C:\windows\ccmcache\2o\Deploy-Application.exe
C:\WINDOWS\ccmcache\6\Deploy-Application.exe
C:\WINDOWS\ccmcache\15\Deploy-Application.exe
C:\WINDOWS\ccmcache\m\Deploy-Application.exe
C:\WINDOWS\ccmcache\1g\Deploy-Application.exe
C:\windows\ccmcache\2r\Deploy-Application.exe
C:\windows\ccmcache\1l\Deploy-Application.exe
C:\windows\ccmcache\2s\Deploy-Application.exe
or
C:\Users\user23452345\temp\test\1\Another1-Application.exe
C:\Users\user1324asdf\temp\Another-Applicatiooon.exe
C:\Users\user23452---5\temp\lili\Another-Application.exe
C:\Users\user23hkjhf_5\temp\An0ther-Application.exe
As a human, I can recognize that these strings are similar and match them fairly easily with some regex in code. My issue however is to find these patterns in the first place as there are far too many of those, completely unknown to me and are changing frequently.
My goal is to write a python script that finds these similar strings with a degree of certainty and groups them for me.
Which methods, libraries, keywords etc. should I look into to solve this problem?
One possible way is to approach this by calculating the distance between strings. For that, you could use the textdistance lib.
Hope this helps!

WHAT IS BEING ASKED:
In the forum thread on grouping similar file paths, which library is suggested for calculating the distance between strings?

GIVEN ENTRIES:
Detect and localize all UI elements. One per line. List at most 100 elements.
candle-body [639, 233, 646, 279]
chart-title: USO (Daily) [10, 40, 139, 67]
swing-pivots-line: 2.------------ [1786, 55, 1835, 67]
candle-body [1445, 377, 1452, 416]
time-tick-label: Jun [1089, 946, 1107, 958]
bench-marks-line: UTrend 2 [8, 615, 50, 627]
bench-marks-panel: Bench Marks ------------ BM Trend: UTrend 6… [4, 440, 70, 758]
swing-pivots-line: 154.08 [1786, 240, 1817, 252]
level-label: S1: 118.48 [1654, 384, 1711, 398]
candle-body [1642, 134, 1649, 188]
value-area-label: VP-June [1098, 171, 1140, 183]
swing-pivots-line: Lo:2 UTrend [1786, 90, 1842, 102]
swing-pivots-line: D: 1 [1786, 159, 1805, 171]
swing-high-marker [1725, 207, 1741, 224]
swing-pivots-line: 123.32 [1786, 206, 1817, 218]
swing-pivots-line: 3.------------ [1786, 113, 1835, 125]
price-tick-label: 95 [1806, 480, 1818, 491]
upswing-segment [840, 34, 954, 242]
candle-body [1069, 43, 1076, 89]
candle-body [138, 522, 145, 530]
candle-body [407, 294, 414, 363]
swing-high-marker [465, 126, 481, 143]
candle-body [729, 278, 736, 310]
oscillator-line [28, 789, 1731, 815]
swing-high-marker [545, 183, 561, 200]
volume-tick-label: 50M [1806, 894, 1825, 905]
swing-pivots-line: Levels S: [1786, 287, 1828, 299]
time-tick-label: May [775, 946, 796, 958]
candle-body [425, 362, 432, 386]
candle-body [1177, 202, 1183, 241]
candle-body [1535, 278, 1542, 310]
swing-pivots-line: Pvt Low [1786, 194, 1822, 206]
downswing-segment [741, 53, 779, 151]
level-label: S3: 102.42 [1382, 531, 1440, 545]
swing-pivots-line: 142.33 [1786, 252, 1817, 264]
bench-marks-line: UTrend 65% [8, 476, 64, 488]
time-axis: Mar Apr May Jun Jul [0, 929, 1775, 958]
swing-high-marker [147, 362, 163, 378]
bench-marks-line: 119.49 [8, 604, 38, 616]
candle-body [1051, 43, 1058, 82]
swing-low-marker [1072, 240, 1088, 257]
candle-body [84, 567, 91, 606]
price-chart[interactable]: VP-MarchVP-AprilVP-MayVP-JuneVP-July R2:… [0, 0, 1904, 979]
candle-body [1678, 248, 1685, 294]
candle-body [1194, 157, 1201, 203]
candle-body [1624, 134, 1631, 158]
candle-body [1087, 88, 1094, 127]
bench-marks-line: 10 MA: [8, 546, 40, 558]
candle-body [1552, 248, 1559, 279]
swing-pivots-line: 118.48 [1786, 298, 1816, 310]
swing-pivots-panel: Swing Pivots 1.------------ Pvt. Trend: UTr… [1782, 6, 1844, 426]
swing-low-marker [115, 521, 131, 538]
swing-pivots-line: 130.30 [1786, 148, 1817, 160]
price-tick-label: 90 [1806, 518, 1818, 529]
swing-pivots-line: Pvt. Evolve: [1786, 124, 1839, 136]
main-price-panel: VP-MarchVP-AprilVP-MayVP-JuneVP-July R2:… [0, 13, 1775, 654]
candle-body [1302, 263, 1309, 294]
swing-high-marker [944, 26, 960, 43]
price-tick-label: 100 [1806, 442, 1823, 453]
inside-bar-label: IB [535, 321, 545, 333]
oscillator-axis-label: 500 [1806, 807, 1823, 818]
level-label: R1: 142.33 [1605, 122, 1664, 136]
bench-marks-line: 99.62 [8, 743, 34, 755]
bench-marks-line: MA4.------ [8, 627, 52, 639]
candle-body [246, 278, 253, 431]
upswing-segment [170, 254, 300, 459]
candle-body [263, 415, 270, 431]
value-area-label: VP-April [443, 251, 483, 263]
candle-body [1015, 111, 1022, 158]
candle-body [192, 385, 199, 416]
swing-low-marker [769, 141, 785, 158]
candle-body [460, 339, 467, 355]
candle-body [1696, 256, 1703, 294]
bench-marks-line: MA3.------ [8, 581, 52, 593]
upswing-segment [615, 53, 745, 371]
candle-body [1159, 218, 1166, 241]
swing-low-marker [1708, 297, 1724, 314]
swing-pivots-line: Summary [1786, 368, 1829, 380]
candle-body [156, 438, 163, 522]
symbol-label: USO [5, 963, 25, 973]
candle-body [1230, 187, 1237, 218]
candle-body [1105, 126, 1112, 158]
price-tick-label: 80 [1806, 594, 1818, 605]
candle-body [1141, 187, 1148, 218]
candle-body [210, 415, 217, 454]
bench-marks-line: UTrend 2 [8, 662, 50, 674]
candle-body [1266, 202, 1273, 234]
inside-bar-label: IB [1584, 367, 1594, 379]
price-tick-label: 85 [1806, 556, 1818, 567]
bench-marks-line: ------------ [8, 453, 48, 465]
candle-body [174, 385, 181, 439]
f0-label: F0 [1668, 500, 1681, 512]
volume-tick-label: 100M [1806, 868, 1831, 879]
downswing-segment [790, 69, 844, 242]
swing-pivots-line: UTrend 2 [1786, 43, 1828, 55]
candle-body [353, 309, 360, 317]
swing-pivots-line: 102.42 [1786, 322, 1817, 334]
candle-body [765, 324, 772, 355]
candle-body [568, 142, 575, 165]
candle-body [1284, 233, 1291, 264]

ANSWER:
The textdistance library.